**Given instruction**
Output each entry exactly; skip nothing.

**Supplied material**

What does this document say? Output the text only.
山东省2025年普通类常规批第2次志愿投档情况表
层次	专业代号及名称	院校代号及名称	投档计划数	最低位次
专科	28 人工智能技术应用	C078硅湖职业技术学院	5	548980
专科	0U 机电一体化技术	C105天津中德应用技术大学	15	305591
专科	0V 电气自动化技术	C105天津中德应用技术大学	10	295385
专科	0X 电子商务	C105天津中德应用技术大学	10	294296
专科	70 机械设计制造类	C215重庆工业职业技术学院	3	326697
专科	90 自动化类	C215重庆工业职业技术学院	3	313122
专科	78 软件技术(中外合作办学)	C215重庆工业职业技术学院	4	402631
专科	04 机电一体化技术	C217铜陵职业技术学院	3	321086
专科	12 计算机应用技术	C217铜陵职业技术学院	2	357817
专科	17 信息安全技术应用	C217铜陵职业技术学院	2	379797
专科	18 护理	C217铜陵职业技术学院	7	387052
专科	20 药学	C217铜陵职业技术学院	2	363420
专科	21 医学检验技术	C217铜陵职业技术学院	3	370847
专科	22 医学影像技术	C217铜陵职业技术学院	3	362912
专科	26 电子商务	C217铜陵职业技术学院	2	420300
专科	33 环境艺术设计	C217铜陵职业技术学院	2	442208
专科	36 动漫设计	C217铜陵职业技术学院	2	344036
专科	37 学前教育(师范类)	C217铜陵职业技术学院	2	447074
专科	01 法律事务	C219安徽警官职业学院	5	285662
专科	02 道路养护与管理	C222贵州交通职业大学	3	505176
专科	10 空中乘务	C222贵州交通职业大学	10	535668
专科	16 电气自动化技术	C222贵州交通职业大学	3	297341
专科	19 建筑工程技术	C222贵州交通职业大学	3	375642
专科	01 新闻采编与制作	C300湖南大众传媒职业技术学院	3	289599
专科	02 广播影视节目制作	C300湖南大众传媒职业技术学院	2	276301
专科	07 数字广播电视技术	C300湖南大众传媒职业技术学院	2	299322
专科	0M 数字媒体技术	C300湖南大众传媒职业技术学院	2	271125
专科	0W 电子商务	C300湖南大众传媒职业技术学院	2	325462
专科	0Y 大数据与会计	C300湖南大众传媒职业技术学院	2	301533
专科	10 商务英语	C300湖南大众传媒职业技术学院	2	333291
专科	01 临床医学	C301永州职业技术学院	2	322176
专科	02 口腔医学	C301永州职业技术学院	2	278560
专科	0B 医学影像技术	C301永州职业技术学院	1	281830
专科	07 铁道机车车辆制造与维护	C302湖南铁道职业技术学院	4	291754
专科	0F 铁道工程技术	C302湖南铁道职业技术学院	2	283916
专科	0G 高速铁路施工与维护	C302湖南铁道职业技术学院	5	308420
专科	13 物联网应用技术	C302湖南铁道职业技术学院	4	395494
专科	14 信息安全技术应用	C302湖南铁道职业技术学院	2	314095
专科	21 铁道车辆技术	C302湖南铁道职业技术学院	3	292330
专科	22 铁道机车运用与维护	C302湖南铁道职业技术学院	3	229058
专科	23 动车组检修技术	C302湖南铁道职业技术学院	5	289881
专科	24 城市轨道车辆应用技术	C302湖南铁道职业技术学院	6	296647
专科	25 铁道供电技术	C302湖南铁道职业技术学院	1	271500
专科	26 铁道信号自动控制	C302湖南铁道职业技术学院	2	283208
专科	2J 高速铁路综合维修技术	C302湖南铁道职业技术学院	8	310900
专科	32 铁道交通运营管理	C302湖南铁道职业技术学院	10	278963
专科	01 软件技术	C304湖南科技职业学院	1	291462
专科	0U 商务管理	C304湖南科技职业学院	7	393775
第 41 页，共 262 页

**Solution for this task**
What does this document say? Output the text only.
山东省2025年普通类常规批第2次志愿投档情况表
层次	专业代号及名称	院校代号及名称	投档计划数	最低位次
专科	28 人工智能技术应用	C078硅湖职业技术学院	5	548980
专科	0U 机电一体化技术	C105天津中德应用技术大学	15	305591
专科	0V 电气自动化技术	C105天津中德应用技术大学	10	295385
专科	0X 电子商务	C105天津中德应用技术大学	10	294296
专科	70 机械设计制造类	C215重庆工业职业技术学院	3	326697
专科	90 自动化类	C215重庆工业职业技术学院	3	313122
专科	78 软件技术(中外合作办学)	C215重庆工业职业技术学院	4	402631
专科	04 机电一体化技术	C217铜陵职业技术学院	3	321086
专科	12 计算机应用技术	C217铜陵职业技术学院	2	357817
专科	17 信息安全技术应用	C217铜陵职业技术学院	2	379797
专科	18 护理	C217铜陵职业技术学院	7	387052
专科	20 药学	C217铜陵职业技术学院	2	363420
专科	21 医学检验技术	C217铜陵职业技术学院	3	370847
专科	22 医学影像技术	C217铜陵职业技术学院	3	362912
专科	26 电子商务	C217铜陵职业技术学院	2	420300
专科	33 环境艺术设计	C217铜陵职业技术学院	2	442208
专科	36 动漫设计	C217铜陵职业技术学院	2	344036
专科	37 学前教育(师范类)	C217铜陵职业技术学院	2	447074
专科	01 法律事务	C219安徽警官职业学院	5	285662
专科	02 道路养护与管理	C222贵州交通职业大学	3	505176
专科	10 空中乘务	C222贵州交通职业大学	10	535668
专科	16 电气自动化技术	C222贵州交通职业大学	3	297341
专科	19 建筑工程技术	C222贵州交通职业大学	3	375642
专科	01 新闻采编与制作	C300湖南大众传媒职业技术学院	3	289599
专科	02 广播影视节目制作	C300湖南大众传媒职业技术学院	2	276301
专科	07 数字广播电视技术	C300湖南大众传媒职业技术学院	2	299322
专科	0M 数字媒体技术	C300湖南大众传媒职业技术学院	2	271125
专科	0W 电子商务	C300湖南大众传媒职业技术学院	2	325462
专科	0Y 大数据与会计	C300湖南大众传媒职业技术学院	2	301533
专科	10 商务英语	C300湖南大众传媒职业技术学院	2	333291
专科	01 临床医学	C301永州职业技术学院	2	322176
专科	02 口腔医学	C301永州职业技术学院	2	278560
专科	0B 医学影像技术	C301永州职业技术学院	1	281830
专科	07 铁道机车车辆制造与维护	C302湖南铁道职业技术学院	4	291754
专科	0F 铁道工程技术	C302湖南铁道职业技术学院	2	283916
专科	0G 高速铁路施工与维护	C302湖南铁道职业技术学院	5	308420
专科	13 物联网应用技术	C302湖南铁道职业技术学院	4	395494
专科	14 信息安全技术应用	C302湖南铁道职业技术学院	2	314095
专科	21 铁道车辆技术	C302湖南铁道职业技术学院	3	292330
专科	22 铁道机车运用与维护	C302湖南铁道职业技术学院	3	229058
专科	23 动车组检修技术	C302湖南铁道职业技术学院	5	289881
专科	24 城市轨道车辆应用技术	C302湖南铁道职业技术学院	6	296647
专科	25 铁道供电技术	C302湖南铁道职业技术学院	1	271500
专科	26 铁道信号自动控制	C302湖南铁道职业技术学院	2	283208
专科	2J 高速铁路综合维修技术	C302湖南铁道职业技术学院	8	310900
专科	32 铁道交通运营管理	C302湖南铁道职业技术学院	10	278963
专科	01 软件技术	C304湖南科技职业学院	1	291462
专科	0U 商务管理	C304湖南科技职业学院	7	393775
第 41 页，共 262 页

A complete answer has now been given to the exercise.